(Items from a data source)
"""

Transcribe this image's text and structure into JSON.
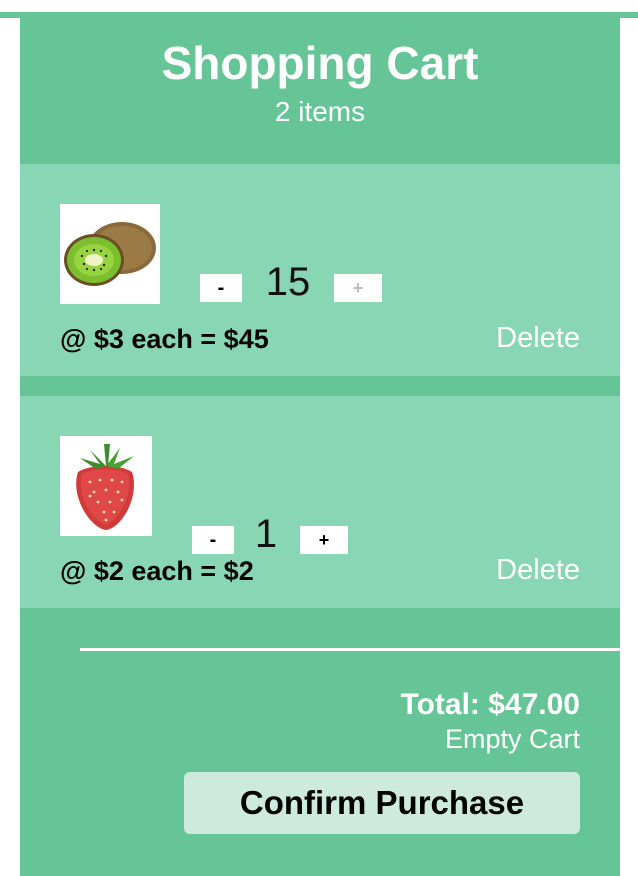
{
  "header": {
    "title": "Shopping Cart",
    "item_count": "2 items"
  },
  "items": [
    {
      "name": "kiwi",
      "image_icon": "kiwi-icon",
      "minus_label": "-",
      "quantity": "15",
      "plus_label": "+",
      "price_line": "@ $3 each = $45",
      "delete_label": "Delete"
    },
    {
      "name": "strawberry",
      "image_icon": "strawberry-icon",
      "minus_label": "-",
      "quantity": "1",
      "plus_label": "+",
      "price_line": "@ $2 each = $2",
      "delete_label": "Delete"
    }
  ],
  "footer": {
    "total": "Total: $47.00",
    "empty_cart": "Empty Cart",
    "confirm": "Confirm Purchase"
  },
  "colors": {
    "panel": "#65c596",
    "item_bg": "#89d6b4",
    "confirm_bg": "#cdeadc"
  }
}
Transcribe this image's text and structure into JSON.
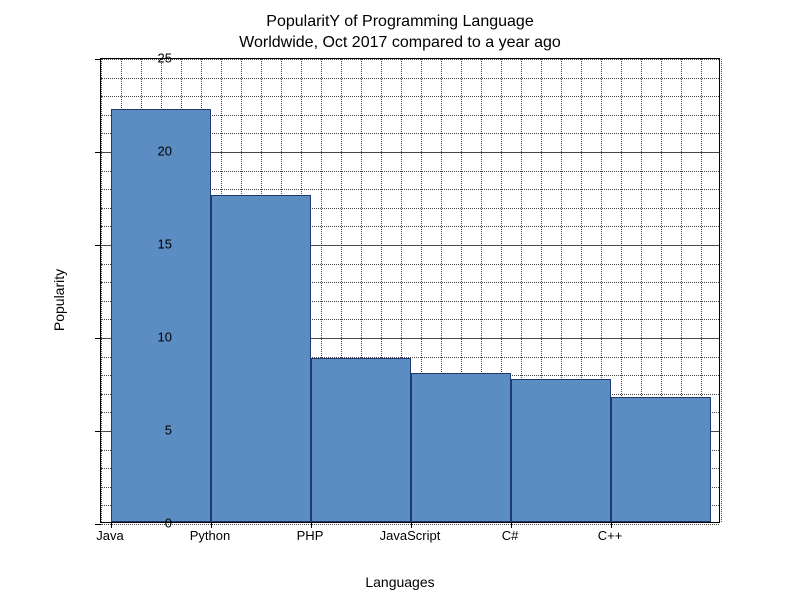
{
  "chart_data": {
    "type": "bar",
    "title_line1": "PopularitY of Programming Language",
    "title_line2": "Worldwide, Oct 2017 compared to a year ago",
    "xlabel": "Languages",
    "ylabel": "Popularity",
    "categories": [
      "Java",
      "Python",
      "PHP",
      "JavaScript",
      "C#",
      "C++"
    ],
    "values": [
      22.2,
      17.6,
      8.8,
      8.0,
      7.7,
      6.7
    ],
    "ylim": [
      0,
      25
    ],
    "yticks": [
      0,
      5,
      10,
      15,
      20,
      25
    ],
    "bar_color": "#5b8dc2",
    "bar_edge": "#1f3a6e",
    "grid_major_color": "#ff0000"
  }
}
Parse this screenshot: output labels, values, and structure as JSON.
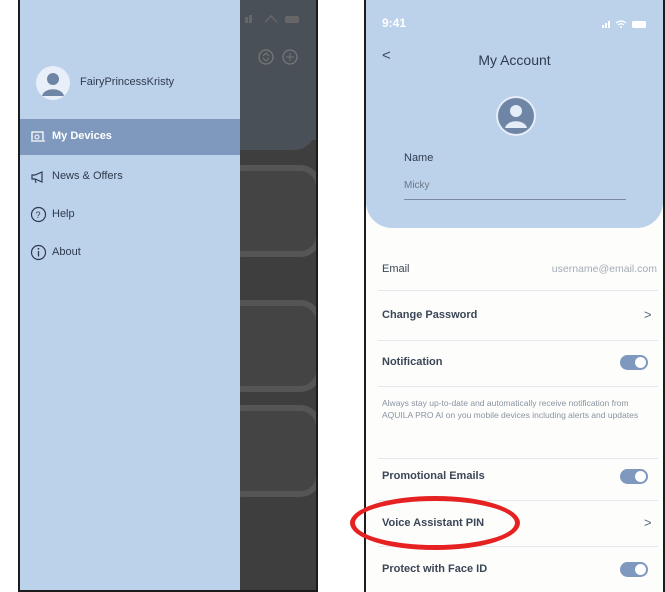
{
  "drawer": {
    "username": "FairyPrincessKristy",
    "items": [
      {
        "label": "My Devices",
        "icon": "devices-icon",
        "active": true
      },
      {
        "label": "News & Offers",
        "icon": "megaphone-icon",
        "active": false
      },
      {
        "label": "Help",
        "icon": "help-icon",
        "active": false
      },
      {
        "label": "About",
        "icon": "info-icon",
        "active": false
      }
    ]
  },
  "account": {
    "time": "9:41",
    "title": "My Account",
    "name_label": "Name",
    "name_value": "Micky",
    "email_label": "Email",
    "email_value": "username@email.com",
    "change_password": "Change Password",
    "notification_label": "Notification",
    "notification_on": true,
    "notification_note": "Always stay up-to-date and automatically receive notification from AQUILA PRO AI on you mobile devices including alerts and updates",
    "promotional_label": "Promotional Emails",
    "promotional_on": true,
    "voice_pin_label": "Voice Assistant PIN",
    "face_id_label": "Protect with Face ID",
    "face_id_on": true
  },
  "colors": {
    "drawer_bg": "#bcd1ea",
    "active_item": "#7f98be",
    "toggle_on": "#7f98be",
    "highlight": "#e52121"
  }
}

"""
"""

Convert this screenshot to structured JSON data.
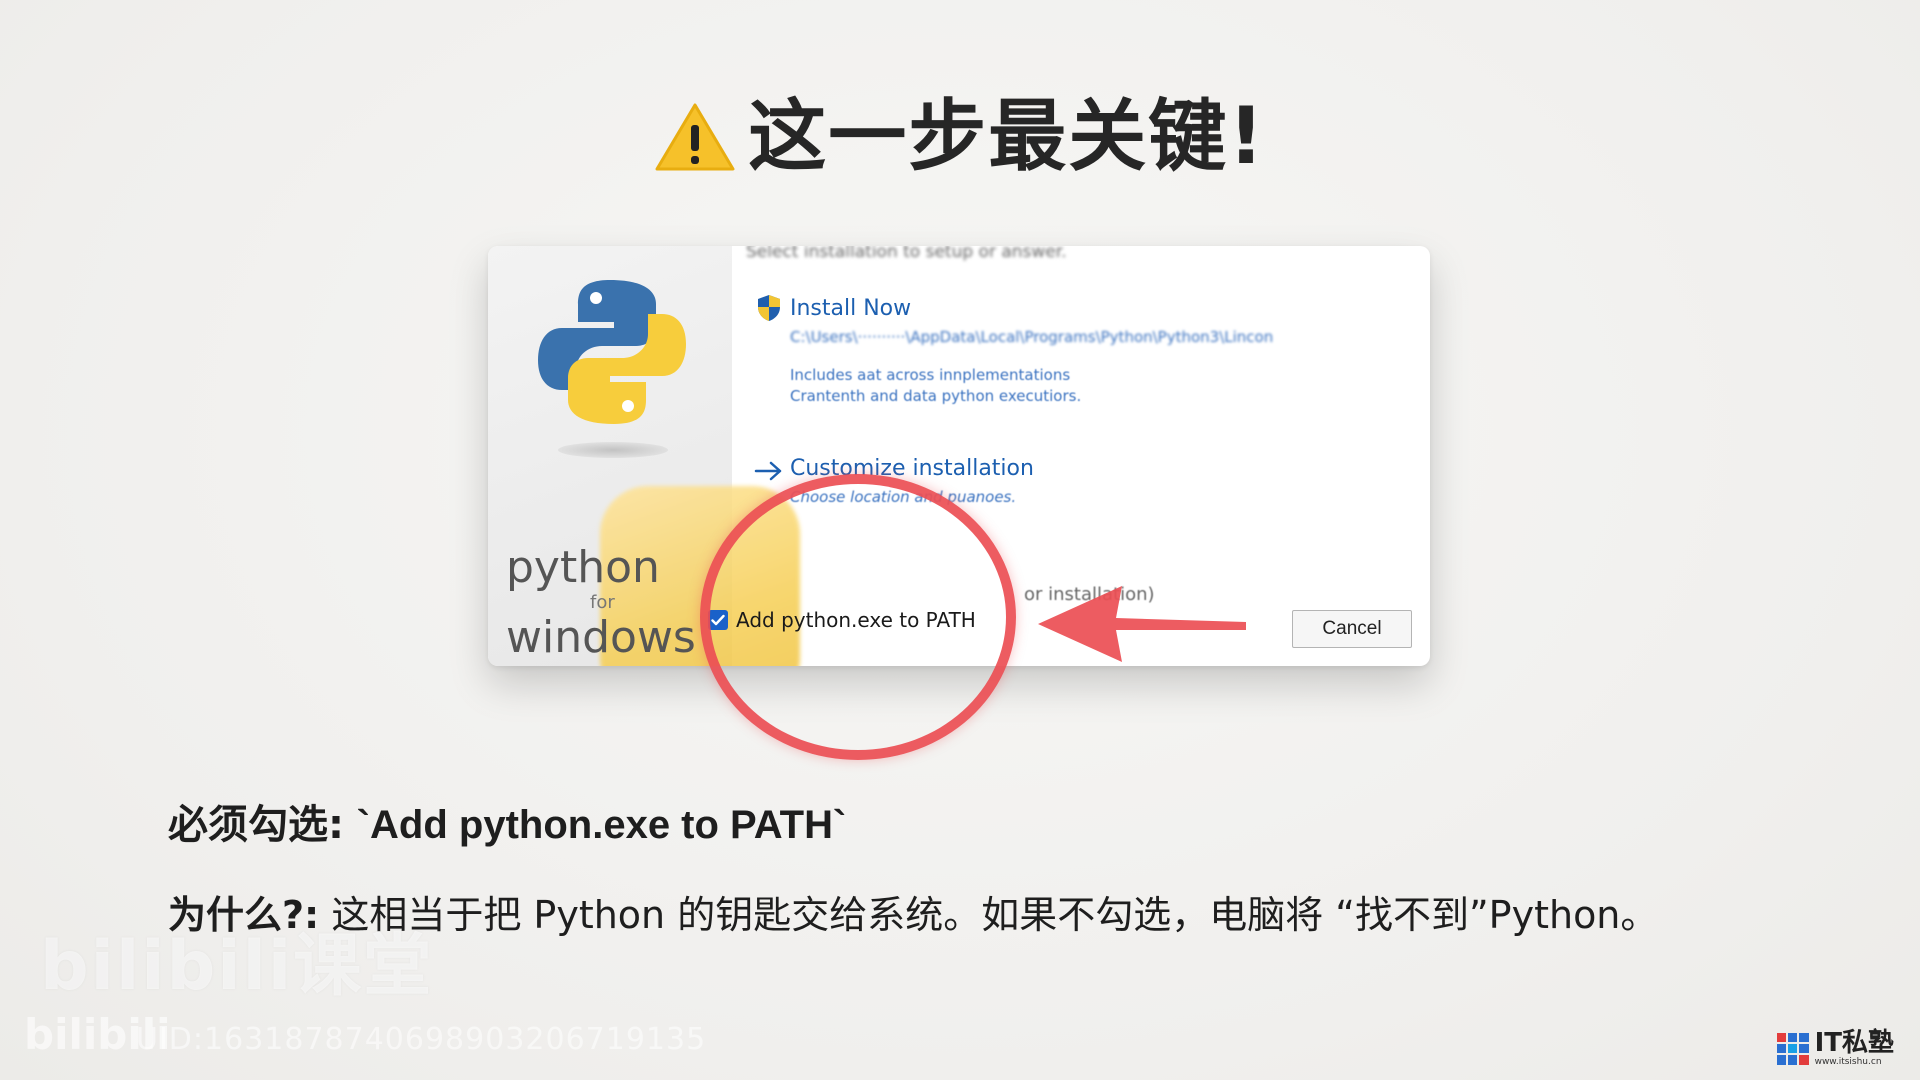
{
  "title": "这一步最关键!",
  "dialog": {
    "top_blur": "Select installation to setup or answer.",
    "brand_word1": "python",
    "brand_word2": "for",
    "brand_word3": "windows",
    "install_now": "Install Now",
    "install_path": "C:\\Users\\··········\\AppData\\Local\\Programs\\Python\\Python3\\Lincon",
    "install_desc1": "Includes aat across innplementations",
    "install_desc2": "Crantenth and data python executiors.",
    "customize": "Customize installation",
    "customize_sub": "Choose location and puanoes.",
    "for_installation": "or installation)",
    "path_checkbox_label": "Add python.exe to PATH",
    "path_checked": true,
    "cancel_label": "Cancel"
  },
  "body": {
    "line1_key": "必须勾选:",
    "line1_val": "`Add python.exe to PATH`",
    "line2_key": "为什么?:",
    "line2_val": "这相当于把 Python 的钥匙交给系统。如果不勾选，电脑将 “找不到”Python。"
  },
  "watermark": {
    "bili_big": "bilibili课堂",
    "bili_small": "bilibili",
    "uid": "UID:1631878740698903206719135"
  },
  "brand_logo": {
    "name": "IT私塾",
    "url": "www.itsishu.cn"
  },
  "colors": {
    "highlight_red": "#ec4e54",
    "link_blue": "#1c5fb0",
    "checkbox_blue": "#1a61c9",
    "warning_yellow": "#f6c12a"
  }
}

"""
"""

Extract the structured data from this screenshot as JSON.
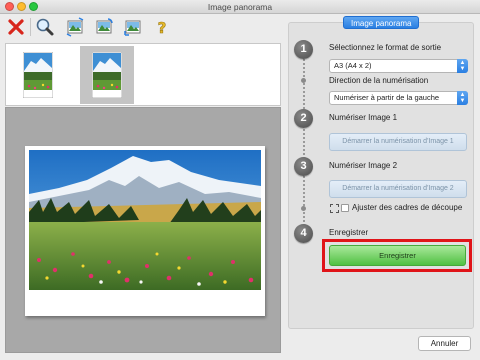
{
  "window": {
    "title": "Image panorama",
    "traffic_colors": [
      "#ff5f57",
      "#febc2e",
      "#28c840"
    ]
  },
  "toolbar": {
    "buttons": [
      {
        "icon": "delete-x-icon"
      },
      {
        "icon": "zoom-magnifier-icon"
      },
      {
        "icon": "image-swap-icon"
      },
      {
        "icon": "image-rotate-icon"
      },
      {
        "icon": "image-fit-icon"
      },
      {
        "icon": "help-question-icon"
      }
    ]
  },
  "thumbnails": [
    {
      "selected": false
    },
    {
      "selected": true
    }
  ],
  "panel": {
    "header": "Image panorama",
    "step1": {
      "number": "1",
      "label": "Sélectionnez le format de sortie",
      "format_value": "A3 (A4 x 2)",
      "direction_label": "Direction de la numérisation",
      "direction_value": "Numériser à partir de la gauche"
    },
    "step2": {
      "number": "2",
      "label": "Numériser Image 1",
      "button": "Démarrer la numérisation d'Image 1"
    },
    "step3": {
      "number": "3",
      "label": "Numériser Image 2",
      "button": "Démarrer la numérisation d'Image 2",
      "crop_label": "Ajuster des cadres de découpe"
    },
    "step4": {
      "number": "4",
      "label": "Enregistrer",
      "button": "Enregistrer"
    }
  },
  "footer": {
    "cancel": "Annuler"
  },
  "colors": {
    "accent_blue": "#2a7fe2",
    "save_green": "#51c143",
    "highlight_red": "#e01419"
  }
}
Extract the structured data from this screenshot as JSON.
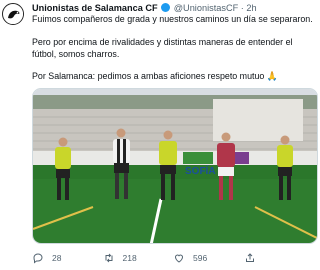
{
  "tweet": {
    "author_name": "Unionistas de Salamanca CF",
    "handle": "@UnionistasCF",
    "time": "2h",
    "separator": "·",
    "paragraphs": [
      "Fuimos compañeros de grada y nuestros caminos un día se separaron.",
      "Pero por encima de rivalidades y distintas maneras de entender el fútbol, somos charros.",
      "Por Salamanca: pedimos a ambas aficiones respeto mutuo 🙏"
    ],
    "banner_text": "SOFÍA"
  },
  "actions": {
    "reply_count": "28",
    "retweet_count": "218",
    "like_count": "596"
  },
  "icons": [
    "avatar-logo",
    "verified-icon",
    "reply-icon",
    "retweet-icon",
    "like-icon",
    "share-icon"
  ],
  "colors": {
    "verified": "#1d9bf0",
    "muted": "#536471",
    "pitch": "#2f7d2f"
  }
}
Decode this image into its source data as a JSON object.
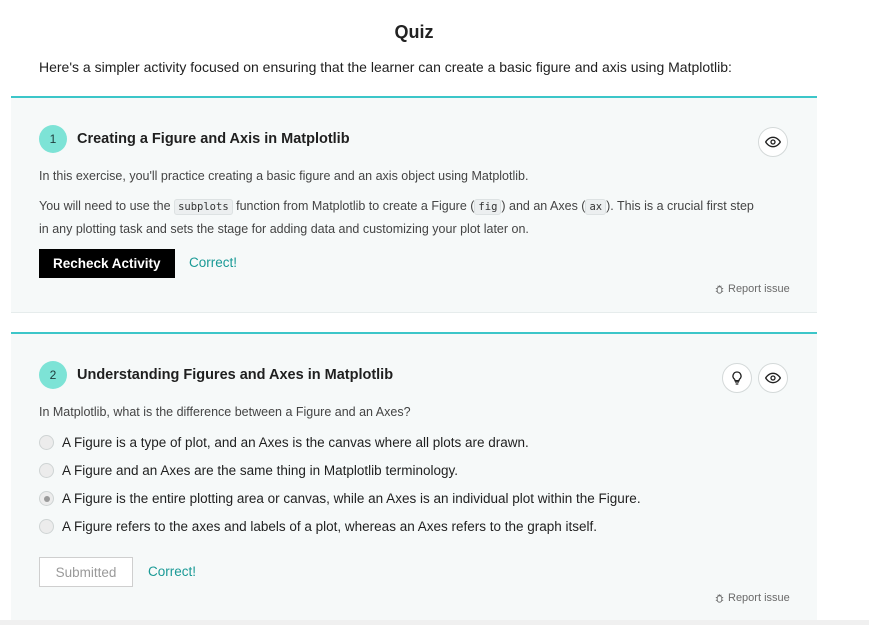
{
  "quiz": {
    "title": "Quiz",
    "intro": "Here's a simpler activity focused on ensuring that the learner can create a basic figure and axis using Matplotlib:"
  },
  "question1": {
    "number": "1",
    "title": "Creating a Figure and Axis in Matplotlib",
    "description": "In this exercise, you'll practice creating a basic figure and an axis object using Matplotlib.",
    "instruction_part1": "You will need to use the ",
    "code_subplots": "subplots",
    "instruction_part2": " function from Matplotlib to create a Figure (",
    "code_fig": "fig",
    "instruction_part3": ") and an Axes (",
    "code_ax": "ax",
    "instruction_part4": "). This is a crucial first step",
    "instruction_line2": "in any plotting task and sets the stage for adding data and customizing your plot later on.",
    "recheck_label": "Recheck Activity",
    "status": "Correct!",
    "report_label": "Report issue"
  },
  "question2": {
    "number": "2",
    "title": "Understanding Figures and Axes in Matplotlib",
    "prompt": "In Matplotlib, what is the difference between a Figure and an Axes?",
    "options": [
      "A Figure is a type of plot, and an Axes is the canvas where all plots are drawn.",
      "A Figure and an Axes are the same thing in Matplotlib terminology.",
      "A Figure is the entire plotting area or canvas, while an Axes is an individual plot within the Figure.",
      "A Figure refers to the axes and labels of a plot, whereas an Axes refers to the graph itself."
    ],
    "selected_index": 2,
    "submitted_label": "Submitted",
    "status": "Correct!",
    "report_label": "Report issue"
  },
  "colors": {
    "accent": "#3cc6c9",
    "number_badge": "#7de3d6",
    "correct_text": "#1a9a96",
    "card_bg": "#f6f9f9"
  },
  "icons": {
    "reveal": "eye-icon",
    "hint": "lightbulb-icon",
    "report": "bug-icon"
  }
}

"""

EXERCISE PROMPT >> Copy every line of the listing containing the string "Matplotlib".

ANSWER >>
    "intro": "Here's a simpler activity focused on ensuring that the learner can create a basic figure and axis using Matplotlib:"
    "title": "Creating a Figure and Axis in Matplotlib",
    "description": "In this exercise, you'll practice creating a basic figure and an axis object using Matplotlib.",
    "instruction_part2": " function from Matplotlib to create a Figure (",
    "title": "Understanding Figures and Axes in Matplotlib",
    "prompt": "In Matplotlib, what is the difference between a Figure and an Axes?",
      "A Figure and an Axes are the same thing in Matplotlib terminology.",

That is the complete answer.